Data listing
+ + + + + + +
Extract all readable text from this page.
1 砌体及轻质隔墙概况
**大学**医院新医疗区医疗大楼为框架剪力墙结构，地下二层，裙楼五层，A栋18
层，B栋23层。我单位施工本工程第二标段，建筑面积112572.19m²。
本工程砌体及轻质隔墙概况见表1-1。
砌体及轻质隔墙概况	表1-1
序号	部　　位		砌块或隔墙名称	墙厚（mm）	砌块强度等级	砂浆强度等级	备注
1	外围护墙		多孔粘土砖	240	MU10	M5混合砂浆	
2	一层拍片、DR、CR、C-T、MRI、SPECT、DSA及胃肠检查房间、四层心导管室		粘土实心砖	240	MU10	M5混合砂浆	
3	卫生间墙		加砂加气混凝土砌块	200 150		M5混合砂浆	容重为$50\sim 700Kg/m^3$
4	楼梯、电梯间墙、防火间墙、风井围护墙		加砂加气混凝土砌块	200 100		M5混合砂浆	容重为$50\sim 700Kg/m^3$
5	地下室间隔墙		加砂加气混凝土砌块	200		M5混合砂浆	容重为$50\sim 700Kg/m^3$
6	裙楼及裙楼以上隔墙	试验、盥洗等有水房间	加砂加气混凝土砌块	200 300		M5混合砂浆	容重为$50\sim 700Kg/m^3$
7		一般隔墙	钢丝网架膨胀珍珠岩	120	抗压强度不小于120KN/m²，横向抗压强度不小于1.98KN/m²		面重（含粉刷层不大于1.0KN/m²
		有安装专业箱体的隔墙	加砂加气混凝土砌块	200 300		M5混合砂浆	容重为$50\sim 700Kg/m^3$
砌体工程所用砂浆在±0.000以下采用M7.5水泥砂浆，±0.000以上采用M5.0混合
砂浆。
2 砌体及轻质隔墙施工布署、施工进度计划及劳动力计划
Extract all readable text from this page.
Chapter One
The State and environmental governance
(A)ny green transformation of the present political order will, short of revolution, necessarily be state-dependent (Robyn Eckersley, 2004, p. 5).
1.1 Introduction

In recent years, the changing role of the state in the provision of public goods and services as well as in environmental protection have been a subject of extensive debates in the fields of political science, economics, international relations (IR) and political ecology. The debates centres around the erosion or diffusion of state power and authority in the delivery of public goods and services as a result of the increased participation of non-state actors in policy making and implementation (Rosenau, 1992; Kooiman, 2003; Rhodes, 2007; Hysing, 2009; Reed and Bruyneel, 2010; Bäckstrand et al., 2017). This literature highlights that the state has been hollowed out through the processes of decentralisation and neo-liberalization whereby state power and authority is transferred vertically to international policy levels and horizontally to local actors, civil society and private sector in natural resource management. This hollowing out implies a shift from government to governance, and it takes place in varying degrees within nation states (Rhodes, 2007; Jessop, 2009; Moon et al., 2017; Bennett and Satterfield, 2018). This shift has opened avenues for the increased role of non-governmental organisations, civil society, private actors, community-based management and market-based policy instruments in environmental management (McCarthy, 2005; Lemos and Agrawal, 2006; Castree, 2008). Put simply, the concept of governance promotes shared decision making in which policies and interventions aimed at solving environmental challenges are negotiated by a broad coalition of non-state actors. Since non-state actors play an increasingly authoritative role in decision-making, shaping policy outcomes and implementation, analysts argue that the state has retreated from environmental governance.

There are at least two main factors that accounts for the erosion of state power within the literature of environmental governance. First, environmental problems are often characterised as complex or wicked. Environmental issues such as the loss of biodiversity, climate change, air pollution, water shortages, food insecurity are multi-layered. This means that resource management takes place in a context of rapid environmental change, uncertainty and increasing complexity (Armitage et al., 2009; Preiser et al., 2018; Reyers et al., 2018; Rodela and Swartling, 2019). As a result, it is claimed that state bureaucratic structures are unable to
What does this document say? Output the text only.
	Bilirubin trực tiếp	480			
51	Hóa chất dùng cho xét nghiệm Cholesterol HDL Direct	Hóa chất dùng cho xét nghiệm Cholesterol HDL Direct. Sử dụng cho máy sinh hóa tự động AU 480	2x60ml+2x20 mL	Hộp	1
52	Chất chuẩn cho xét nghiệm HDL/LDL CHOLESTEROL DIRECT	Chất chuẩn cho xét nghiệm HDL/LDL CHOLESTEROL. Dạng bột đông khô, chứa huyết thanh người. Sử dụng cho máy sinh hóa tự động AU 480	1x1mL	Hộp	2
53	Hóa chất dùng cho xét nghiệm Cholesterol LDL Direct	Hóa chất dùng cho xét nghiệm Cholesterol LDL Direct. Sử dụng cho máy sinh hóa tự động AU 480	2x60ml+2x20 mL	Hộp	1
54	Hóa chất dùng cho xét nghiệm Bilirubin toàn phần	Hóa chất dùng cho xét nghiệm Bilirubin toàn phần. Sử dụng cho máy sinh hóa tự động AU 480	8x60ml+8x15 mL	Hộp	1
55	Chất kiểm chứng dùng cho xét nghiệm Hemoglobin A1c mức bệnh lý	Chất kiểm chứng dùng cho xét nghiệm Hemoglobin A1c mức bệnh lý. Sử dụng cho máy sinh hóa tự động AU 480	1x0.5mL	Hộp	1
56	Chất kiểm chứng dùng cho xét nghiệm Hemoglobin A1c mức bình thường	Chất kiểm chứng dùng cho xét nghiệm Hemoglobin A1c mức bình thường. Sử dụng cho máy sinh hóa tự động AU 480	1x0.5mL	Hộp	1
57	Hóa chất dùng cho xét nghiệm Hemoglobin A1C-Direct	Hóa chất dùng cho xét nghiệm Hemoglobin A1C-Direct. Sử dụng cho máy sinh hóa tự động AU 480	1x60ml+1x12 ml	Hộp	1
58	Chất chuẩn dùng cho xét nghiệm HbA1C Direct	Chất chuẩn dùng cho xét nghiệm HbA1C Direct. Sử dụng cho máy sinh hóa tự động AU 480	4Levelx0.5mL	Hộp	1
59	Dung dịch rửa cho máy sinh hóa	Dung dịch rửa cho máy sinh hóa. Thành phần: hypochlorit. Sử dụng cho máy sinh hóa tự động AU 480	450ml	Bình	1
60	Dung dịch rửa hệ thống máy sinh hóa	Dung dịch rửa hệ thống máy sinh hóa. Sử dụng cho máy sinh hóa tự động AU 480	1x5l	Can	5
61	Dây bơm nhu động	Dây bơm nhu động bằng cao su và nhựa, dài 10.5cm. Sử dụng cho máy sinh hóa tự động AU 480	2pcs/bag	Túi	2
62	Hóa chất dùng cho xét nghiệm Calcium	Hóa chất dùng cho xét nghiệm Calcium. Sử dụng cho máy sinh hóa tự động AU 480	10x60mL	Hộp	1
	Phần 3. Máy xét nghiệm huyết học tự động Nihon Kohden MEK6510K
+ + + + + + +
=== WHAT IS REQUIRED ===
Extract each entry in full, exactly as given.

=== SOLVED EXERCISE ===
Extract all readable text from this page.
1 砌体及轻质隔墙概况
**大学**医院新医疗区医疗大楼为框架剪力墙结构，地下二层，裙楼五层，A栋18
层，B栋23层。我单位施工本工程第二标段，建筑面积112572.19m²。
本工程砌体及轻质隔墙概况见表1-1。
砌体及轻质隔墙概况	表1-1
序号	部　　位		砌块或隔墙名称	墙厚（mm）	砌块强度等级	砂浆强度等级	备注
1	外围护墙		多孔粘土砖	240	MU10	M5混合砂浆	
2	一层拍片、DR、CR、C-T、MRI、SPECT、DSA及胃肠检查房间、四层心导管室		粘土实心砖	240	MU10	M5混合砂浆	
3	卫生间墙		加砂加气混凝土砌块	200 150		M5混合砂浆	容重为$50\sim 700Kg/m^3$
4	楼梯、电梯间墙、防火间墙、风井围护墙		加砂加气混凝土砌块	200 100		M5混合砂浆	容重为$50\sim 700Kg/m^3$
5	地下室间隔墙		加砂加气混凝土砌块	200		M5混合砂浆	容重为$50\sim 700Kg/m^3$
6	裙楼及裙楼以上隔墙	试验、盥洗等有水房间	加砂加气混凝土砌块	200 300		M5混合砂浆	容重为$50\sim 700Kg/m^3$
7		一般隔墙	钢丝网架膨胀珍珠岩	120	抗压强度不小于120KN/m²，横向抗压强度不小于1.98KN/m²		面重（含粉刷层不大于1.0KN/m²
		有安装专业箱体的隔墙	加砂加气混凝土砌块	200 300		M5混合砂浆	容重为$50\sim 700Kg/m^3$
砌体工程所用砂浆在±0.000以下采用M7.5水泥砂浆，±0.000以上采用M5.0混合
砂浆。
2 砌体及轻质隔墙施工布署、施工进度计划及劳动力计划
Extract all readable text from this page.
Chapter One
The State and environmental governance
(A)ny green transformation of the present political order will, short of revolution, necessarily be state-dependent (Robyn Eckersley, 2004, p. 5).
1.1 Introduction

In recent years, the changing role of the state in the provision of public goods and services as well as in environmental protection have been a subject of extensive debates in the fields of political science, economics, international relations (IR) and political ecology. The debates centres around the erosion or diffusion of state power and authority in the delivery of public goods and services as a result of the increased participation of non-state actors in policy making and implementation (Rosenau, 1992; Kooiman, 2003; Rhodes, 2007; Hysing, 2009; Reed and Bruyneel, 2010; Bäckstrand et al., 2017). This literature highlights that the state has been hollowed out through the processes of decentralisation and neo-liberalization whereby state power and authority is transferred vertically to international policy levels and horizontally to local actors, civil society and private sector in natural resource management. This hollowing out implies a shift from government to governance, and it takes place in varying degrees within nation states (Rhodes, 2007; Jessop, 2009; Moon et al., 2017; Bennett and Satterfield, 2018). This shift has opened avenues for the increased role of non-governmental organisations, civil society, private actors, community-based management and market-based policy instruments in environmental management (McCarthy, 2005; Lemos and Agrawal, 2006; Castree, 2008). Put simply, the concept of governance promotes shared decision making in which policies and interventions aimed at solving environmental challenges are negotiated by a broad coalition of non-state actors. Since non-state actors play an increasingly authoritative role in decision-making, shaping policy outcomes and implementation, analysts argue that the state has retreated from environmental governance.

There are at least two main factors that accounts for the erosion of state power within the literature of environmental governance. First, environmental problems are often characterised as complex or wicked. Environmental issues such as the loss of biodiversity, climate change, air pollution, water shortages, food insecurity are multi-layered. This means that resource management takes place in a context of rapid environmental change, uncertainty and increasing complexity (Armitage et al., 2009; Preiser et al., 2018; Reyers et al., 2018; Rodela and Swartling, 2019). As a result, it is claimed that state bureaucratic structures are unable to
What does this document say? Output the text only.
	Bilirubin trực tiếp	480			
51	Hóa chất dùng cho xét nghiệm Cholesterol HDL Direct	Hóa chất dùng cho xét nghiệm Cholesterol HDL Direct. Sử dụng cho máy sinh hóa tự động AU 480	2x60ml+2x20 mL	Hộp	1
52	Chất chuẩn cho xét nghiệm HDL/LDL CHOLESTEROL DIRECT	Chất chuẩn cho xét nghiệm HDL/LDL CHOLESTEROL. Dạng bột đông khô, chứa huyết thanh người. Sử dụng cho máy sinh hóa tự động AU 480	1x1mL	Hộp	2
53	Hóa chất dùng cho xét nghiệm Cholesterol LDL Direct	Hóa chất dùng cho xét nghiệm Cholesterol LDL Direct. Sử dụng cho máy sinh hóa tự động AU 480	2x60ml+2x20 mL	Hộp	1
54	Hóa chất dùng cho xét nghiệm Bilirubin toàn phần	Hóa chất dùng cho xét nghiệm Bilirubin toàn phần. Sử dụng cho máy sinh hóa tự động AU 480	8x60ml+8x15 mL	Hộp	1
55	Chất kiểm chứng dùng cho xét nghiệm Hemoglobin A1c mức bệnh lý	Chất kiểm chứng dùng cho xét nghiệm Hemoglobin A1c mức bệnh lý. Sử dụng cho máy sinh hóa tự động AU 480	1x0.5mL	Hộp	1
56	Chất kiểm chứng dùng cho xét nghiệm Hemoglobin A1c mức bình thường	Chất kiểm chứng dùng cho xét nghiệm Hemoglobin A1c mức bình thường. Sử dụng cho máy sinh hóa tự động AU 480	1x0.5mL	Hộp	1
57	Hóa chất dùng cho xét nghiệm Hemoglobin A1C-Direct	Hóa chất dùng cho xét nghiệm Hemoglobin A1C-Direct. Sử dụng cho máy sinh hóa tự động AU 480	1x60ml+1x12 ml	Hộp	1
58	Chất chuẩn dùng cho xét nghiệm HbA1C Direct	Chất chuẩn dùng cho xét nghiệm HbA1C Direct. Sử dụng cho máy sinh hóa tự động AU 480	4Levelx0.5mL	Hộp	1
59	Dung dịch rửa cho máy sinh hóa	Dung dịch rửa cho máy sinh hóa. Thành phần: hypochlorit. Sử dụng cho máy sinh hóa tự động AU 480	450ml	Bình	1
60	Dung dịch rửa hệ thống máy sinh hóa	Dung dịch rửa hệ thống máy sinh hóa. Sử dụng cho máy sinh hóa tự động AU 480	1x5l	Can	5
61	Dây bơm nhu động	Dây bơm nhu động bằng cao su và nhựa, dài 10.5cm. Sử dụng cho máy sinh hóa tự động AU 480	2pcs/bag	Túi	2
62	Hóa chất dùng cho xét nghiệm Calcium	Hóa chất dùng cho xét nghiệm Calcium. Sử dụng cho máy sinh hóa tự động AU 480	10x60mL	Hộp	1
	Phần 3. Máy xét nghiệm huyết học tự động Nihon Kohden MEK6510K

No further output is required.